Saved data entries
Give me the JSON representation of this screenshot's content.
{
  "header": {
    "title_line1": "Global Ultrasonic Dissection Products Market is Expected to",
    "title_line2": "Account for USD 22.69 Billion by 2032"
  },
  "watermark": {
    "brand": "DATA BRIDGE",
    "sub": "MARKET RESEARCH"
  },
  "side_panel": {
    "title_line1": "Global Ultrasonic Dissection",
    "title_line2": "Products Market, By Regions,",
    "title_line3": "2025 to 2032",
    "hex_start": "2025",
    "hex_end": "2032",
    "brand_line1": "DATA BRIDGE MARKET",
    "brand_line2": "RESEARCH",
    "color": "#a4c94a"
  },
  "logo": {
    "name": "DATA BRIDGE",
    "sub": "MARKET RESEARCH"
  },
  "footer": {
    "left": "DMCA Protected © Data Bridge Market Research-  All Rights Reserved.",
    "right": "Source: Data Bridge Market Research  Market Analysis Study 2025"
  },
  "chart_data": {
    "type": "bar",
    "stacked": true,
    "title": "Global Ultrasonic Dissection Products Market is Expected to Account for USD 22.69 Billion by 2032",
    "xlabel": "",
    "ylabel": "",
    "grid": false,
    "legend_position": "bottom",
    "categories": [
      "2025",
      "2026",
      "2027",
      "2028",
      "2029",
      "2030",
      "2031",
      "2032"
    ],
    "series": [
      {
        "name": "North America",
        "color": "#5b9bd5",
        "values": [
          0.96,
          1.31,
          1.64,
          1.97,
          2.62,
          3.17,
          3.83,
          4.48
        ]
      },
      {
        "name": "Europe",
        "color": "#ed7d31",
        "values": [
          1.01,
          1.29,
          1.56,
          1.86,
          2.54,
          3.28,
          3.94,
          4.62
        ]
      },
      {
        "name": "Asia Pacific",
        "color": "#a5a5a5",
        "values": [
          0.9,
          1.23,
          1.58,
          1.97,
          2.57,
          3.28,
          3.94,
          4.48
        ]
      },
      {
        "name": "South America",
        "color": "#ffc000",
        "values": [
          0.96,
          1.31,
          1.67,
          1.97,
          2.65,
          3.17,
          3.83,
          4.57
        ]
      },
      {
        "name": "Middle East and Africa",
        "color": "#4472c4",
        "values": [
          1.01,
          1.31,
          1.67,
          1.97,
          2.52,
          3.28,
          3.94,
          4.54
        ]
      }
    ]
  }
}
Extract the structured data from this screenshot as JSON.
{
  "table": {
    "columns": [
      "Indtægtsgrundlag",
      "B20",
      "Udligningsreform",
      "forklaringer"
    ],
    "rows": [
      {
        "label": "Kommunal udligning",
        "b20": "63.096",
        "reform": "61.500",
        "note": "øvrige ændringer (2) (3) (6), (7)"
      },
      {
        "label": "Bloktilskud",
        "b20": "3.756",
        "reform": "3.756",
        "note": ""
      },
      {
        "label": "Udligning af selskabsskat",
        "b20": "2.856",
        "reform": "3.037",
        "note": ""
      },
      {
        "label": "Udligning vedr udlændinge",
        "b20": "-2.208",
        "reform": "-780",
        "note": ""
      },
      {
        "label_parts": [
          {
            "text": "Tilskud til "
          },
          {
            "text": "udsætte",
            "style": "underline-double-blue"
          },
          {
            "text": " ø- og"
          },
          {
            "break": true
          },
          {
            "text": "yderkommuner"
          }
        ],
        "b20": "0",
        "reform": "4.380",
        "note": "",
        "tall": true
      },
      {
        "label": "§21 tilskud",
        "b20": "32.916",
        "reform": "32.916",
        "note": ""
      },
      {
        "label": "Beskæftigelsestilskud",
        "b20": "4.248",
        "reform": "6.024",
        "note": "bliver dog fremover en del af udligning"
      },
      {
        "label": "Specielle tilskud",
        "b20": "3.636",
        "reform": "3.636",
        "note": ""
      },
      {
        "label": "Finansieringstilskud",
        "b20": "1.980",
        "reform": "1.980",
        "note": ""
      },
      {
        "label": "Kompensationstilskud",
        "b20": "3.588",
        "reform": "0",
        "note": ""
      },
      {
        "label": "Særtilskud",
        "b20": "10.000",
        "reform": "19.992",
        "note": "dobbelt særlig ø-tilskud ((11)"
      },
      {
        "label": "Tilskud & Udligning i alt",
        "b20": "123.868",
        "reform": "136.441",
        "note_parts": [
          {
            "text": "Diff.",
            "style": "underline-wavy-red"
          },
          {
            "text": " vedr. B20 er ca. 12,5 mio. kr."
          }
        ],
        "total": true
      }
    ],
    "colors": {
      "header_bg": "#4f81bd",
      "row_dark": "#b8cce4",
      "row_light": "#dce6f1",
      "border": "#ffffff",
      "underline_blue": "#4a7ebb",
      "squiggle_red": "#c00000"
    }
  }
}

● **EXERCISE TASK**
Using the entries above, return each line in which the word "Dissection" occurs.

● **OUTPUT**
    "title_line1": "Global Ultrasonic Dissection Products Market is Expected to",
    "title_line1": "Global Ultrasonic Dissection",
    "title": "Global Ultrasonic Dissection Products Market is Expected to Account for USD 22.69 Billion by 2032",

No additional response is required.